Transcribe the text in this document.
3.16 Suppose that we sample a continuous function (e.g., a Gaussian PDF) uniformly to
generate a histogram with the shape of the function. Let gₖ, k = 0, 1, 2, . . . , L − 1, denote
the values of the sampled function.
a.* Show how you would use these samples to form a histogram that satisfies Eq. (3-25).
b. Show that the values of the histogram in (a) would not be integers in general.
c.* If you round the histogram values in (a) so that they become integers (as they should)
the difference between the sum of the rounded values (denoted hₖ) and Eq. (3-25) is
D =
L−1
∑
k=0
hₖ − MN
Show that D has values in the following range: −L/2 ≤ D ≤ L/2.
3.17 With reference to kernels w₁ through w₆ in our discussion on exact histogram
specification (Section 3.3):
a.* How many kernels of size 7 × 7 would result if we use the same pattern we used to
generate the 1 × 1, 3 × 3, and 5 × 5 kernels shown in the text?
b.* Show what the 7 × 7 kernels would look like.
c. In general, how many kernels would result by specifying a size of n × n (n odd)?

——

_Aim:_
Return all of the data exactly as it reads.

_Output for this task:_
Transcribe the text in this document.
3.16 Suppose that we sample a continuous function (e.g., a Gaussian PDF) uniformly to
generate a histogram with the shape of the function. Let gₖ, k = 0, 1, 2, . . . , L − 1, denote
the values of the sampled function.
a.* Show how you would use these samples to form a histogram that satisfies Eq. (3-25).
b. Show that the values of the histogram in (a) would not be integers in general.
c.* If you round the histogram values in (a) so that they become integers (as they should)
the difference between the sum of the rounded values (denoted hₖ) and Eq. (3-25) is
D =
L−1
∑
k=0
hₖ − MN
Show that D has values in the following range: −L/2 ≤ D ≤ L/2.
3.17 With reference to kernels w₁ through w₆ in our discussion on exact histogram
specification (Section 3.3):
a.* How many kernels of size 7 × 7 would result if we use the same pattern we used to
generate the 1 × 1, 3 × 3, and 5 × 5 kernels shown in the text?
b.* Show what the 7 × 7 kernels would look like.
c. In general, how many kernels would result by specifying a size of n × n (n odd)?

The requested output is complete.